_Written problem_: Reproduce the records. Keep every word exact and include no images.

#####

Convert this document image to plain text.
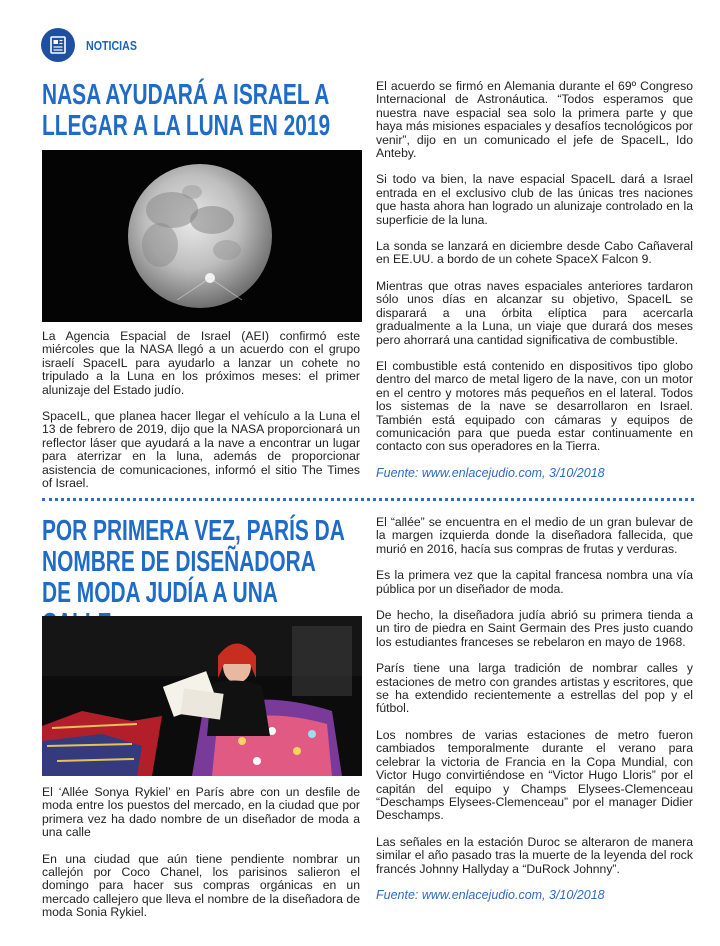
NOTICIAS
NASA AYUDARÁ A ISRAEL A LLEGAR A LA LUNA EN 2019

La Agencia Espacial de Israel (AEI) confirmó este miércoles que la NASA llegó a un acuerdo con el grupo israelí SpaceIL para ayudarlo a lanzar un cohete no tripulado a la Luna en los próximos meses: el primer alunizaje del Estado judío.

SpaceIL, que planea hacer llegar el vehículo a la Luna el 13 de febrero de 2019, dijo que la NASA proporcionará un reflector láser que ayudará a la nave a encontrar un lugar para aterrizar en la luna, además de proporcionar asistencia de comunicaciones, informó el sitio The Times of Israel.

El acuerdo se firmó en Alemania durante el 69º Congreso Internacional de Astronáutica. “Todos esperamos que nuestra nave espacial sea solo la primera parte y que haya más misiones espaciales y desafíos tecnológicos por venir”, dijo en un comunicado el jefe de SpaceIL, Ido Anteby.

Si todo va bien, la nave espacial SpaceIL dará a Israel entrada en el exclusivo club de las únicas tres naciones que hasta ahora han logrado un alunizaje controlado en la superficie de la luna.

La sonda se lanzará en diciembre desde Cabo Cañaveral en EE.UU. a bordo de un cohete SpaceX Falcon 9.

Mientras que otras naves espaciales anteriores tardaron sólo unos días en alcanzar su objetivo, SpaceIL se disparará a una órbita elíptica para acercarla gradualmente a la Luna, un viaje que durará dos meses pero ahorrará una cantidad significativa de combustible.

El combustible está contenido en dispositivos tipo globo dentro del marco de metal ligero de la nave, con un motor en el centro y motores más pequeños en el lateral. Todos los sistemas de la nave se desarrollaron en Israel. También está equipado con cámaras y equipos de comunicación para que pueda estar continuamente en contacto con sus operadores en la Tierra.

Fuente: www.enlacejudio.com, 3/10/2018
POR PRIMERA VEZ, PARÍS DA NOMBRE DE DISEÑADORA DE MODA JUDÍA A UNA

El ‘Allée Sonya Rykiel’ en París abre con un desfile de moda entre los puestos del mercado, en la ciudad que por primera vez ha dado nombre de un diseñador de moda a una calle

En una ciudad que aún tiene pendiente nombrar un callejón por Coco Chanel, los parisinos salieron el domingo para hacer sus compras orgánicas en un mercado callejero que lleva el nombre de la diseñadora de moda Sonia Rykiel.

El “allée” se encuentra en el medio de un gran bulevar de la margen izquierda donde la diseñadora fallecida, que murió en 2016, hacía sus compras de frutas y verduras.

Es la primera vez que la capital francesa nombra una vía pública por un diseñador de moda.

De hecho, la diseñadora judía abrió su primera tienda a un tiro de piedra en Saint Germain des Pres justo cuando los estudiantes franceses se rebelaron en mayo de 1968.

París tiene una larga tradición de nombrar calles y estaciones de metro con grandes artistas y escritores, que se ha extendido recientemente a estrellas del pop y el fútbol.

Los nombres de varias estaciones de metro fueron cambiados temporalmente durante el verano para celebrar la victoria de Francia en la Copa Mundial, con Victor Hugo convirtiéndose en “Victor Hugo Lloris” por el capitán del equipo y Champs Elysees-Clemenceau “Deschamps Elysees-Clemenceau” por el manager Didier Deschamps.

Las señales en la estación Duroc se alteraron de manera similar el año pasado tras la muerte de la leyenda del rock francés Johnny Hallyday a “DuRock Johnny”.

Fuente: www.enlacejudio.com, 3/10/2018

#####

_Worked solution_:
Convert this document image to plain text.
NOTICIAS
NASA AYUDARÁ A ISRAEL A LLEGAR A LA LUNA EN 2019

La Agencia Espacial de Israel (AEI) confirmó este miércoles que la NASA llegó a un acuerdo con el grupo israelí SpaceIL para ayudarlo a lanzar un cohete no tripulado a la Luna en los próximos meses: el primer alunizaje del Estado judío.

SpaceIL, que planea hacer llegar el vehículo a la Luna el 13 de febrero de 2019, dijo que la NASA proporcionará un reflector láser que ayudará a la nave a encontrar un lugar para aterrizar en la luna, además de proporcionar asistencia de comunicaciones, informó el sitio The Times of Israel.

El acuerdo se firmó en Alemania durante el 69º Congreso Internacional de Astronáutica. “Todos esperamos que nuestra nave espacial sea solo la primera parte y que haya más misiones espaciales y desafíos tecnológicos por venir”, dijo en un comunicado el jefe de SpaceIL, Ido Anteby.

Si todo va bien, la nave espacial SpaceIL dará a Israel entrada en el exclusivo club de las únicas tres naciones que hasta ahora han logrado un alunizaje controlado en la superficie de la luna.

La sonda se lanzará en diciembre desde Cabo Cañaveral en EE.UU. a bordo de un cohete SpaceX Falcon 9.

Mientras que otras naves espaciales anteriores tardaron sólo unos días en alcanzar su objetivo, SpaceIL se disparará a una órbita elíptica para acercarla gradualmente a la Luna, un viaje que durará dos meses pero ahorrará una cantidad significativa de combustible.

El combustible está contenido en dispositivos tipo globo dentro del marco de metal ligero de la nave, con un motor en el centro y motores más pequeños en el lateral. Todos los sistemas de la nave se desarrollaron en Israel. También está equipado con cámaras y equipos de comunicación para que pueda estar continuamente en contacto con sus operadores en la Tierra.

Fuente: www.enlacejudio.com, 3/10/2018
POR PRIMERA VEZ, PARÍS DA NOMBRE DE DISEÑADORA DE MODA JUDÍA A UNA

El ‘Allée Sonya Rykiel’ en París abre con un desfile de moda entre los puestos del mercado, en la ciudad que por primera vez ha dado nombre de un diseñador de moda a una calle

En una ciudad que aún tiene pendiente nombrar un callejón por Coco Chanel, los parisinos salieron el domingo para hacer sus compras orgánicas en un mercado callejero que lleva el nombre de la diseñadora de moda Sonia Rykiel.

El “allée” se encuentra en el medio de un gran bulevar de la margen izquierda donde la diseñadora fallecida, que murió en 2016, hacía sus compras de frutas y verduras.

Es la primera vez que la capital francesa nombra una vía pública por un diseñador de moda.

De hecho, la diseñadora judía abrió su primera tienda a un tiro de piedra en Saint Germain des Pres justo cuando los estudiantes franceses se rebelaron en mayo de 1968.

París tiene una larga tradición de nombrar calles y estaciones de metro con grandes artistas y escritores, que se ha extendido recientemente a estrellas del pop y el fútbol.

Los nombres de varias estaciones de metro fueron cambiados temporalmente durante el verano para celebrar la victoria de Francia en la Copa Mundial, con Victor Hugo convirtiéndose en “Victor Hugo Lloris” por el capitán del equipo y Champs Elysees-Clemenceau “Deschamps Elysees-Clemenceau” por el manager Didier Deschamps.

Las señales en la estación Duroc se alteraron de manera similar el año pasado tras la muerte de la leyenda del rock francés Johnny Hallyday a “DuRock Johnny”.

Fuente: www.enlacejudio.com, 3/10/2018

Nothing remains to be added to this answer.